Exercise requirements:
Pull each line holding "万元工程进度款的支付要求" out of the entries below.

Data to use:

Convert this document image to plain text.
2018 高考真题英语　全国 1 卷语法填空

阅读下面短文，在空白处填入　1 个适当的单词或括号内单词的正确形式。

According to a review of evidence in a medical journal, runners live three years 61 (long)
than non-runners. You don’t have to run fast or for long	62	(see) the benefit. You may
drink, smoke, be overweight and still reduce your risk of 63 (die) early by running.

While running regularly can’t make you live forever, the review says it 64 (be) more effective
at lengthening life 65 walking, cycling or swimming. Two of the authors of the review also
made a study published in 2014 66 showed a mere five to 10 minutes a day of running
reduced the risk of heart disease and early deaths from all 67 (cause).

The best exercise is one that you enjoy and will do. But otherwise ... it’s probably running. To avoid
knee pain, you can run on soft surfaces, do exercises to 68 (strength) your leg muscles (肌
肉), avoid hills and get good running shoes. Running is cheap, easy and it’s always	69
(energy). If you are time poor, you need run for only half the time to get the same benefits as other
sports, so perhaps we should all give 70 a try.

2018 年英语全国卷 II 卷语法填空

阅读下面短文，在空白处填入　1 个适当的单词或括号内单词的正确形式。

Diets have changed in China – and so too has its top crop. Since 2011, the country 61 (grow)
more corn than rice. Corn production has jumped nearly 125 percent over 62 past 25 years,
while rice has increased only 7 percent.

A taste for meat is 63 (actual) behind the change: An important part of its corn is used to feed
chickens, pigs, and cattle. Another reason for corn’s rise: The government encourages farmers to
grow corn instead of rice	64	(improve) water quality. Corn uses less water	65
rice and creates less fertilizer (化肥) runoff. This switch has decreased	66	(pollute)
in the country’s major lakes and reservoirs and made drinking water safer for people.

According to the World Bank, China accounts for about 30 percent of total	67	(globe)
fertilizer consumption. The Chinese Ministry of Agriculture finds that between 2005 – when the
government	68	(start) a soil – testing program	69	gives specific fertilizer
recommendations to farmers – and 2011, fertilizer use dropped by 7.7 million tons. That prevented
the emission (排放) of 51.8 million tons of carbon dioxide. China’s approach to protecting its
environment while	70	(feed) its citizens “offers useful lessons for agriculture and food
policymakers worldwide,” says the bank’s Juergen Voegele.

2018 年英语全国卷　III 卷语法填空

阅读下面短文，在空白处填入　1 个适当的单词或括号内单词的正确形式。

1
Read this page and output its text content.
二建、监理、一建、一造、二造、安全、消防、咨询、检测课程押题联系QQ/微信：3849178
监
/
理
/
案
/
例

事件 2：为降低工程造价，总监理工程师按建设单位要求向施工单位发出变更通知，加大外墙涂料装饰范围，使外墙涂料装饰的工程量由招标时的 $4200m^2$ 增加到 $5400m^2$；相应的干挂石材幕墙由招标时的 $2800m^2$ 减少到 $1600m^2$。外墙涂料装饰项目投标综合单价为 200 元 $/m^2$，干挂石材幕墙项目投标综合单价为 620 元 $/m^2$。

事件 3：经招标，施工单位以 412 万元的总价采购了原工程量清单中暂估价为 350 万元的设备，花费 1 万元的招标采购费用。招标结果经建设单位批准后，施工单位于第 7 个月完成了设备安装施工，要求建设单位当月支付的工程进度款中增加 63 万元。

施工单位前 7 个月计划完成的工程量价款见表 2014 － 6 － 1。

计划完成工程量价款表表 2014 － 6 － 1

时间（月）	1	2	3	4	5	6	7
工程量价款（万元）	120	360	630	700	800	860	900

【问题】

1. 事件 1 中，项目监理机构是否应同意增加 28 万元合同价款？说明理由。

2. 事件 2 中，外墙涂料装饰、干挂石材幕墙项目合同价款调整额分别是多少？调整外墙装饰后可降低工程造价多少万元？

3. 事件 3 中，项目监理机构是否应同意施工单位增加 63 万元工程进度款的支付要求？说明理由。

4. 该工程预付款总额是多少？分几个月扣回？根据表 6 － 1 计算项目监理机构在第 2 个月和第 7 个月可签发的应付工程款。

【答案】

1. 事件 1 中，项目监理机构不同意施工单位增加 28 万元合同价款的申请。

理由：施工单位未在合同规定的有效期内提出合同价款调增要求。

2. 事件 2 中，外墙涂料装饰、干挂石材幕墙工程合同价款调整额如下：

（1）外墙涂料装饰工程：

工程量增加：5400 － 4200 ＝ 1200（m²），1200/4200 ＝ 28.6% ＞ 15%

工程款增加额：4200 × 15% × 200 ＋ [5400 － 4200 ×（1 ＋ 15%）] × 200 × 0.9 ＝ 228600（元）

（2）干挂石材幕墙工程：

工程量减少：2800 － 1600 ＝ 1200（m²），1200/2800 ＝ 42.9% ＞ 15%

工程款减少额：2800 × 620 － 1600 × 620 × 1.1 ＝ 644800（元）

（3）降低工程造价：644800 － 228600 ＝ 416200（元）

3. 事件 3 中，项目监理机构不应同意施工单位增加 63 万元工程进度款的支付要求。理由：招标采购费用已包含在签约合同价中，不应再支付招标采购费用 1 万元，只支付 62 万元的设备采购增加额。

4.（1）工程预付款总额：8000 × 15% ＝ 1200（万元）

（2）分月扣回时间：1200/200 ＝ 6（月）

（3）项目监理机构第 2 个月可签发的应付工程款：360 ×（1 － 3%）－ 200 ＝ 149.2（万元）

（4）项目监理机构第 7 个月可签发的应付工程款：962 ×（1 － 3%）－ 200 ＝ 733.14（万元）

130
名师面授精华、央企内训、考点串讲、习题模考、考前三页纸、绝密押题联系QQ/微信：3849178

Exercise output:
3. 事件 3 中，项目监理机构是否应同意施工单位增加 63 万元工程进度款的支付要求？说明理由。
3. 事件 3 中，项目监理机构不应同意施工单位增加 63 万元工程进度款的支付要求。理由：招标采购费用已包含在签约合同价中，不应再支付招标采购费用 1 万元，只支付 62 万元的设备采购增加额。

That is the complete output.